§ **Dataset entries on figures**
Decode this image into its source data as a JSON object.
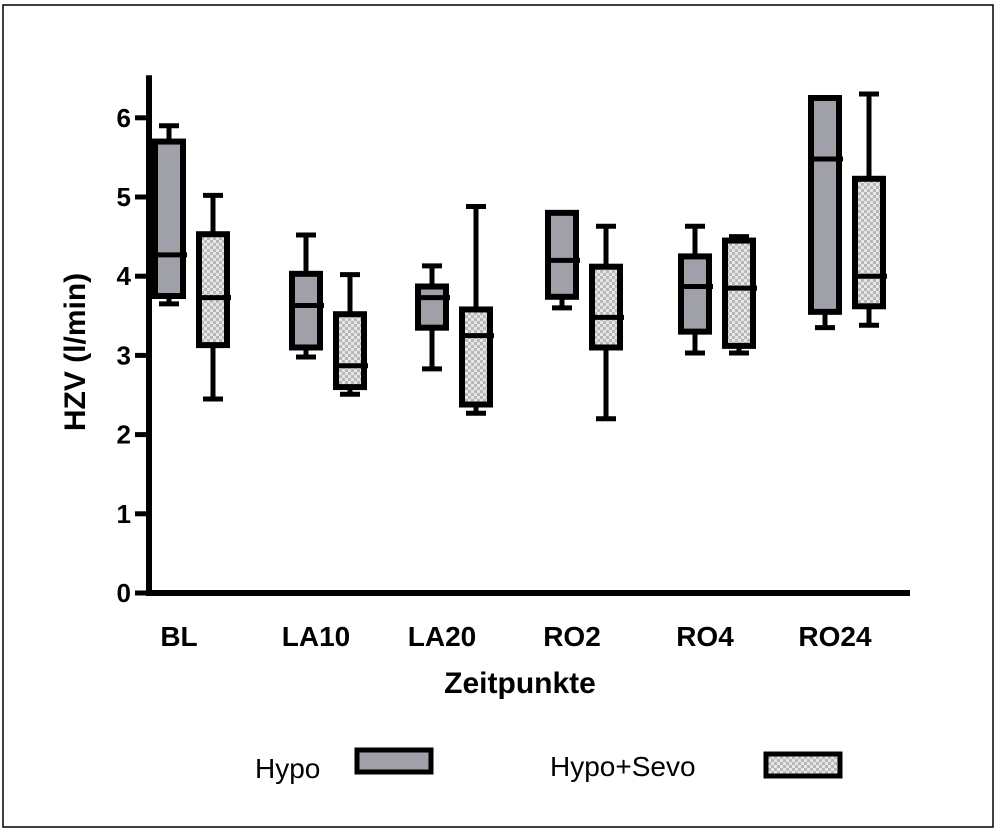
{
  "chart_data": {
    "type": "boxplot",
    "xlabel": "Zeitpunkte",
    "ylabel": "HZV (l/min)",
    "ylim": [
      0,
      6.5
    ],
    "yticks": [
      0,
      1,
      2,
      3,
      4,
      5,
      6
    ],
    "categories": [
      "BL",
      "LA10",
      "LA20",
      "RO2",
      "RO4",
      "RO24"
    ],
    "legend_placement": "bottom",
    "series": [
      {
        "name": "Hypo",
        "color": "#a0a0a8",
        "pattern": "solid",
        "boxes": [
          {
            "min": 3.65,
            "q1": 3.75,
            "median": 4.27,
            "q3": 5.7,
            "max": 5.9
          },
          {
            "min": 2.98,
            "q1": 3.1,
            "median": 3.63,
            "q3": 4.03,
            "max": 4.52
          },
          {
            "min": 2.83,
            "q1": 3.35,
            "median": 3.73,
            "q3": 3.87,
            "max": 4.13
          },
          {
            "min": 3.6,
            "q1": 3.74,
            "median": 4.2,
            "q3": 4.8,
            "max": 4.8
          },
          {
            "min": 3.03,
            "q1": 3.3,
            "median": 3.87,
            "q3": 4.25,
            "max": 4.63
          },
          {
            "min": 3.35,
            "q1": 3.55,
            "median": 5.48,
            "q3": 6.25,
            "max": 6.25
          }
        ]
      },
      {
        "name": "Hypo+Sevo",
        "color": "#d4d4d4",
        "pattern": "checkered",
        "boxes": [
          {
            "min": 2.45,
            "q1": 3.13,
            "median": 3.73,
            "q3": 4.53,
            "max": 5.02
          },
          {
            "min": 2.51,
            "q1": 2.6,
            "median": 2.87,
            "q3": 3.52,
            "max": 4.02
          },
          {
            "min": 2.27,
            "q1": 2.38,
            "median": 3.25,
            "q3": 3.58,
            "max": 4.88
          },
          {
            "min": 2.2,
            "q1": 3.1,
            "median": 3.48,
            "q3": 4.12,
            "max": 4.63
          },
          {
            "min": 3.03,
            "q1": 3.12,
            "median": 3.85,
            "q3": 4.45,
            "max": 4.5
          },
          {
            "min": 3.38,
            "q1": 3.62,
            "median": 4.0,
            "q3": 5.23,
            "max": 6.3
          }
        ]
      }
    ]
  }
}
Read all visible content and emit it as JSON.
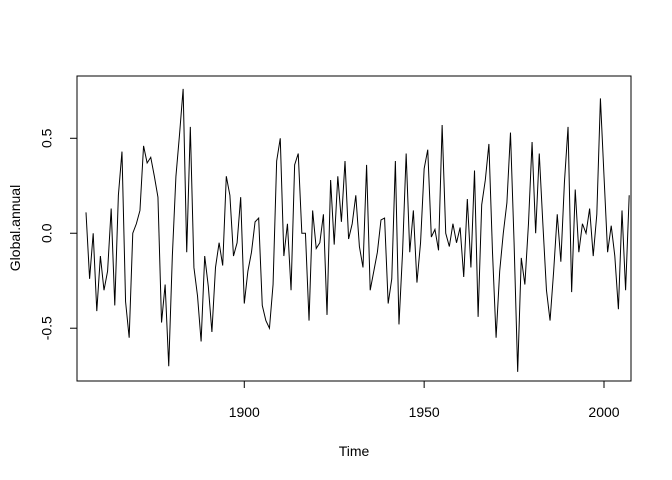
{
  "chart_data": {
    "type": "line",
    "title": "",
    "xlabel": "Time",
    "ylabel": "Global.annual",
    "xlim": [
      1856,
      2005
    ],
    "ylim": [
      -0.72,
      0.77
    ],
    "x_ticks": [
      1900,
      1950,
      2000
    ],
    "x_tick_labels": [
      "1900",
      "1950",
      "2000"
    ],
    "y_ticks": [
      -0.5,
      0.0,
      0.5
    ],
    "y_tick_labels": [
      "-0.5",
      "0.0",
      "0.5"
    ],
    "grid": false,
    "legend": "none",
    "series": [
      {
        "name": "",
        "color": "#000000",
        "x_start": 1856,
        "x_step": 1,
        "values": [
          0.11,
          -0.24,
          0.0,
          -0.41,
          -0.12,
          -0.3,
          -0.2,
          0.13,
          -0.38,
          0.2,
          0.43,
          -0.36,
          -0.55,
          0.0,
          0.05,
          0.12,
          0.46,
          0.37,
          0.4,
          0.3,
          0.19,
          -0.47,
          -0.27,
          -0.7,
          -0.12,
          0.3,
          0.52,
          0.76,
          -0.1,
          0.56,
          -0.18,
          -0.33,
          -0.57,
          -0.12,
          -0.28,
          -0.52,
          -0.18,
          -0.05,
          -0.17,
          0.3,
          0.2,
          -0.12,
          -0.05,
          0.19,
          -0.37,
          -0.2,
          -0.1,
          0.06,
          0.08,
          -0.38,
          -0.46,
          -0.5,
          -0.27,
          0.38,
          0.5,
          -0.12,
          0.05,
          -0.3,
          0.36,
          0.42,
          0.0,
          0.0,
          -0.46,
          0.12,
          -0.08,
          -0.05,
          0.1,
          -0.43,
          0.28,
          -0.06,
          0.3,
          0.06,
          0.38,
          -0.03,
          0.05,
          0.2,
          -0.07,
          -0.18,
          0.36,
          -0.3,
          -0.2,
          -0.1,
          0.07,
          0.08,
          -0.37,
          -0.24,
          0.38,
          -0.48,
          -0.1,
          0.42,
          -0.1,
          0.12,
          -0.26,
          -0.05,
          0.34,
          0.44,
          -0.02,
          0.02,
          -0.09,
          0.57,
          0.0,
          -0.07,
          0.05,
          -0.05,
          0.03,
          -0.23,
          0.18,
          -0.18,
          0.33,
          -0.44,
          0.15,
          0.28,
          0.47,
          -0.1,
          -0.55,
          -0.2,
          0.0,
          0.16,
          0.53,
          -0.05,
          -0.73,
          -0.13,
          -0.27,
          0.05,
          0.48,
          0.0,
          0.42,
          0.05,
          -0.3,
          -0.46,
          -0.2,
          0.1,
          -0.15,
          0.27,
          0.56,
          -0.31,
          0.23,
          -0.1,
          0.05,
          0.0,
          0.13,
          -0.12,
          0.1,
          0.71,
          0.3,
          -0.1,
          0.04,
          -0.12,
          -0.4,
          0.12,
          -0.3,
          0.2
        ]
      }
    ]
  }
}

§ **WORK TO DO**
Omit pictures; set down the rest of the material word for word.

§ **FULL SOLUTION**
Decode this image into its source data as a JSON object.
{
  "chart_data": {
    "type": "boxplot",
    "xlabel": "Zeitpunkte",
    "ylabel": "HZV (l/min)",
    "ylim": [
      0,
      6.5
    ],
    "yticks": [
      0,
      1,
      2,
      3,
      4,
      5,
      6
    ],
    "categories": [
      "BL",
      "LA10",
      "LA20",
      "RO2",
      "RO4",
      "RO24"
    ],
    "legend_placement": "bottom",
    "series": [
      {
        "name": "Hypo",
        "color": "#a0a0a8",
        "pattern": "solid",
        "boxes": [
          {
            "min": 3.65,
            "q1": 3.75,
            "median": 4.27,
            "q3": 5.7,
            "max": 5.9
          },
          {
            "min": 2.98,
            "q1": 3.1,
            "median": 3.63,
            "q3": 4.03,
            "max": 4.52
          },
          {
            "min": 2.83,
            "q1": 3.35,
            "median": 3.73,
            "q3": 3.87,
            "max": 4.13
          },
          {
            "min": 3.6,
            "q1": 3.74,
            "median": 4.2,
            "q3": 4.8,
            "max": 4.8
          },
          {
            "min": 3.03,
            "q1": 3.3,
            "median": 3.87,
            "q3": 4.25,
            "max": 4.63
          },
          {
            "min": 3.35,
            "q1": 3.55,
            "median": 5.48,
            "q3": 6.25,
            "max": 6.25
          }
        ]
      },
      {
        "name": "Hypo+Sevo",
        "color": "#d4d4d4",
        "pattern": "checkered",
        "boxes": [
          {
            "min": 2.45,
            "q1": 3.13,
            "median": 3.73,
            "q3": 4.53,
            "max": 5.02
          },
          {
            "min": 2.51,
            "q1": 2.6,
            "median": 2.87,
            "q3": 3.52,
            "max": 4.02
          },
          {
            "min": 2.27,
            "q1": 2.38,
            "median": 3.25,
            "q3": 3.58,
            "max": 4.88
          },
          {
            "min": 2.2,
            "q1": 3.1,
            "median": 3.48,
            "q3": 4.12,
            "max": 4.63
          },
          {
            "min": 3.03,
            "q1": 3.12,
            "median": 3.85,
            "q3": 4.45,
            "max": 4.5
          },
          {
            "min": 3.38,
            "q1": 3.62,
            "median": 4.0,
            "q3": 5.23,
            "max": 6.3
          }
        ]
      }
    ]
  }
}
Read all visible content and emit it as JSON.
{
  "chart_data": {
    "type": "line",
    "title": "",
    "xlabel": "Time",
    "ylabel": "Global.annual",
    "xlim": [
      1856,
      2005
    ],
    "ylim": [
      -0.72,
      0.77
    ],
    "x_ticks": [
      1900,
      1950,
      2000
    ],
    "x_tick_labels": [
      "1900",
      "1950",
      "2000"
    ],
    "y_ticks": [
      -0.5,
      0.0,
      0.5
    ],
    "y_tick_labels": [
      "-0.5",
      "0.0",
      "0.5"
    ],
    "grid": false,
    "legend": "none",
    "series": [
      {
        "name": "",
        "color": "#000000",
        "x_start": 1856,
        "x_step": 1,
        "values": [
          0.11,
          -0.24,
          0.0,
          -0.41,
          -0.12,
          -0.3,
          -0.2,
          0.13,
          -0.38,
          0.2,
          0.43,
          -0.36,
          -0.55,
          0.0,
          0.05,
          0.12,
          0.46,
          0.37,
          0.4,
          0.3,
          0.19,
          -0.47,
          -0.27,
          -0.7,
          -0.12,
          0.3,
          0.52,
          0.76,
          -0.1,
          0.56,
          -0.18,
          -0.33,
          -0.57,
          -0.12,
          -0.28,
          -0.52,
          -0.18,
          -0.05,
          -0.17,
          0.3,
          0.2,
          -0.12,
          -0.05,
          0.19,
          -0.37,
          -0.2,
          -0.1,
          0.06,
          0.08,
          -0.38,
          -0.46,
          -0.5,
          -0.27,
          0.38,
          0.5,
          -0.12,
          0.05,
          -0.3,
          0.36,
          0.42,
          0.0,
          0.0,
          -0.46,
          0.12,
          -0.08,
          -0.05,
          0.1,
          -0.43,
          0.28,
          -0.06,
          0.3,
          0.06,
          0.38,
          -0.03,
          0.05,
          0.2,
          -0.07,
          -0.18,
          0.36,
          -0.3,
          -0.2,
          -0.1,
          0.07,
          0.08,
          -0.37,
          -0.24,
          0.38,
          -0.48,
          -0.1,
          0.42,
          -0.1,
          0.12,
          -0.26,
          -0.05,
          0.34,
          0.44,
          -0.02,
          0.02,
          -0.09,
          0.57,
          0.0,
          -0.07,
          0.05,
          -0.05,
          0.03,
          -0.23,
          0.18,
          -0.18,
          0.33,
          -0.44,
          0.15,
          0.28,
          0.47,
          -0.1,
          -0.55,
          -0.2,
          0.0,
          0.16,
          0.53,
          -0.05,
          -0.73,
          -0.13,
          -0.27,
          0.05,
          0.48,
          0.0,
          0.42,
          0.05,
          -0.3,
          -0.46,
          -0.2,
          0.1,
          -0.15,
          0.27,
          0.56,
          -0.31,
          0.23,
          -0.1,
          0.05,
          0.0,
          0.13,
          -0.12,
          0.1,
          0.71,
          0.3,
          -0.1,
          0.04,
          -0.12,
          -0.4,
          0.12,
          -0.3,
          0.2
        ]
      }
    ]
  }
}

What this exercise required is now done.